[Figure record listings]
- - -

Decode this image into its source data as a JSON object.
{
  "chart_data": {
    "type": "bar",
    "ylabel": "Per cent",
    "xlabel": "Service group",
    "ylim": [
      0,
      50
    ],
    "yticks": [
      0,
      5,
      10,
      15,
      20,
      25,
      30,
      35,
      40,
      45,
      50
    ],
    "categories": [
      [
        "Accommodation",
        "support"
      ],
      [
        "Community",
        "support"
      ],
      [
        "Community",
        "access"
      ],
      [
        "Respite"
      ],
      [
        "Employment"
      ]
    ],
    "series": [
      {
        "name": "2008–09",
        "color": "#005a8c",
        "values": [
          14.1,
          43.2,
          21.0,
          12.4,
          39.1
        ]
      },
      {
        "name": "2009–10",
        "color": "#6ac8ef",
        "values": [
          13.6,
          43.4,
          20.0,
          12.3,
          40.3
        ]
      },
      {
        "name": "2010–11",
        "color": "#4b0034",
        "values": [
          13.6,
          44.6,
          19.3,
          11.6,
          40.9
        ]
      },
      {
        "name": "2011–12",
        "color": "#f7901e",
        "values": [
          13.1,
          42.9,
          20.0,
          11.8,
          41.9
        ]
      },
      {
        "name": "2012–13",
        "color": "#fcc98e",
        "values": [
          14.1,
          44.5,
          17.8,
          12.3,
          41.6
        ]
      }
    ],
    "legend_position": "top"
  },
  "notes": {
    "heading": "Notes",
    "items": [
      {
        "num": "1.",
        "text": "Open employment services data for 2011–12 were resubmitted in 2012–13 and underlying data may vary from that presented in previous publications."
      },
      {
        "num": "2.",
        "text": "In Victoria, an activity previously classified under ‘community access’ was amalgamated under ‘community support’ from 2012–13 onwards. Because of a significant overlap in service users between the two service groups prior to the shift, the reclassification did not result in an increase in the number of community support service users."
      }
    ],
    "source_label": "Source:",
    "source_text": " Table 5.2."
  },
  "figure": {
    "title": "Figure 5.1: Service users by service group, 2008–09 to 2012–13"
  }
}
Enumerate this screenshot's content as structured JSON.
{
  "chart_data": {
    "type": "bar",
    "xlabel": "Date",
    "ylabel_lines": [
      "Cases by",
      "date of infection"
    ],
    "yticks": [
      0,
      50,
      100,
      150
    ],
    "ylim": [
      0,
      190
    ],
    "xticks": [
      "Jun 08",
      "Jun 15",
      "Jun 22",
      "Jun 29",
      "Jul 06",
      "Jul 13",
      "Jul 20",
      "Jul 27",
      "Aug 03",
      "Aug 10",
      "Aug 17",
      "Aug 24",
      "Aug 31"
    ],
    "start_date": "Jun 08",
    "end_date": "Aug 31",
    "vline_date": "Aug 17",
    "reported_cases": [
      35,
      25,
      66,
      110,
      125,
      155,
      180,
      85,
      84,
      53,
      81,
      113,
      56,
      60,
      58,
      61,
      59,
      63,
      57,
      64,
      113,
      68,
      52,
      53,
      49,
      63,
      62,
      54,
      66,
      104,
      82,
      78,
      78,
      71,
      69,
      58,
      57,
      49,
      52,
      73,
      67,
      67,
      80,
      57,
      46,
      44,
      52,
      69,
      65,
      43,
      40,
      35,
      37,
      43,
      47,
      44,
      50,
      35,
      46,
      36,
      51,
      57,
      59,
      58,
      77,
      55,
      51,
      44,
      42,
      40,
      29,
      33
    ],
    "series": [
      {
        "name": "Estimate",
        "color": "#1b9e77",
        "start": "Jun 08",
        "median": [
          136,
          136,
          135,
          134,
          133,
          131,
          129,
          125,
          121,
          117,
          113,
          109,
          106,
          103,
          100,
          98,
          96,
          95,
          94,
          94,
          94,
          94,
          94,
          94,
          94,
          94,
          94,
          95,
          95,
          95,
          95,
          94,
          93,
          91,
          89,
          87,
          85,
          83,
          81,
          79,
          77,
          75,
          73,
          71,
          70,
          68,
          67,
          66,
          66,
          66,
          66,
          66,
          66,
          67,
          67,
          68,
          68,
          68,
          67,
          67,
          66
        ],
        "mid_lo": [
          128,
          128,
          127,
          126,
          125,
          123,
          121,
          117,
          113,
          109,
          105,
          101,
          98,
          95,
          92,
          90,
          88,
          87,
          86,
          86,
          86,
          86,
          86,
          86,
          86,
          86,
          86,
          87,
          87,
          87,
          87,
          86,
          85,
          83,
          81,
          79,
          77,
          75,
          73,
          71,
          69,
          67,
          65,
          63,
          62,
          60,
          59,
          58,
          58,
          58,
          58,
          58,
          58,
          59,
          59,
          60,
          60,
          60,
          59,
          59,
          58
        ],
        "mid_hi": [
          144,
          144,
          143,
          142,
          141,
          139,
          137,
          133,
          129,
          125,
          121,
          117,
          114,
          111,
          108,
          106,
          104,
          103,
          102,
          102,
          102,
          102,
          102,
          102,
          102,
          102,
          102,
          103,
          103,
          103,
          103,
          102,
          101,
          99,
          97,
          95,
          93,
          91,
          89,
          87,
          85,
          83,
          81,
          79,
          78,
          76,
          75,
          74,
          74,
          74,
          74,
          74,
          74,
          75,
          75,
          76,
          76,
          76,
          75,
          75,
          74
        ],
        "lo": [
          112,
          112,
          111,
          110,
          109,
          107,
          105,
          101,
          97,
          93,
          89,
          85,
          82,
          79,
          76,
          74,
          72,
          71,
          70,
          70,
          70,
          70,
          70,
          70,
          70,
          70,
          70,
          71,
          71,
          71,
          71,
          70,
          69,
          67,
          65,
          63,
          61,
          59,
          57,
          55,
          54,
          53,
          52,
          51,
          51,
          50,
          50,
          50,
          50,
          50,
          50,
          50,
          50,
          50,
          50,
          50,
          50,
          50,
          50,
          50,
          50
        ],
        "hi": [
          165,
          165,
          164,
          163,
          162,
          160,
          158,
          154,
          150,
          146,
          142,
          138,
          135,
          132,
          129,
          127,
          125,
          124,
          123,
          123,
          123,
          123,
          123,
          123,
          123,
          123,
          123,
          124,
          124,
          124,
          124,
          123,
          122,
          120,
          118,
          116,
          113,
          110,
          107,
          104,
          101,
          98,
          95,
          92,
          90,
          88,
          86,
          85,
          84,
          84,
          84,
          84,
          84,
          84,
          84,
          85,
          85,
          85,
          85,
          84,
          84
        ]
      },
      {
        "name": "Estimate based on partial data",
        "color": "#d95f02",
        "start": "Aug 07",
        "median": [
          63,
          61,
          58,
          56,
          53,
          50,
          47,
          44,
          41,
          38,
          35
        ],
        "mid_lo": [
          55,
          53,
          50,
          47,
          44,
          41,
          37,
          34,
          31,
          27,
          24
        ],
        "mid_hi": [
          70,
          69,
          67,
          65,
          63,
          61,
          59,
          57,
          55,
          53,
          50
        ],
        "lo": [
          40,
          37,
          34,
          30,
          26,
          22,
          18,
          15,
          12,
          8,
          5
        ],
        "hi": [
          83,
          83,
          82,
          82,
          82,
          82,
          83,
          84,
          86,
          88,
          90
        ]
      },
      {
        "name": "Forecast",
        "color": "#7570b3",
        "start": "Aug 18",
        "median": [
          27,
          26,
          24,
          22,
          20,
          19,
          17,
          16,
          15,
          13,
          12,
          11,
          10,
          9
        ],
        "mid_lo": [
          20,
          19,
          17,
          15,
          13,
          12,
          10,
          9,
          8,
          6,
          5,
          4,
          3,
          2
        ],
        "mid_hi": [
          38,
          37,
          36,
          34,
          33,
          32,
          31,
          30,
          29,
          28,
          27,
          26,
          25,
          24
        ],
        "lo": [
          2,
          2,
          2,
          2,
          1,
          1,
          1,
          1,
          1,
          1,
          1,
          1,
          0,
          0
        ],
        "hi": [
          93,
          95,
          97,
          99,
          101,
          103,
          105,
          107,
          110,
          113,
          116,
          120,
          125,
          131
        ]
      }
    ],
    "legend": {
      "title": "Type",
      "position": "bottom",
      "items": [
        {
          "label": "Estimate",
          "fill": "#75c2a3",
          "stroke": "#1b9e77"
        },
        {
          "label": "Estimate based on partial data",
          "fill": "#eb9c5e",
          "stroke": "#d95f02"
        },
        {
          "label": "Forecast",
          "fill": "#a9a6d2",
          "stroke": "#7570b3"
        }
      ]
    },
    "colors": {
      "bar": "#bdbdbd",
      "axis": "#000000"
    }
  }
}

- - -

Scan the records above for the string "partial", then select every line that holds it.

REPLY ::
        "name": "Estimate based on partial data",
          "label": "Estimate based on partial data",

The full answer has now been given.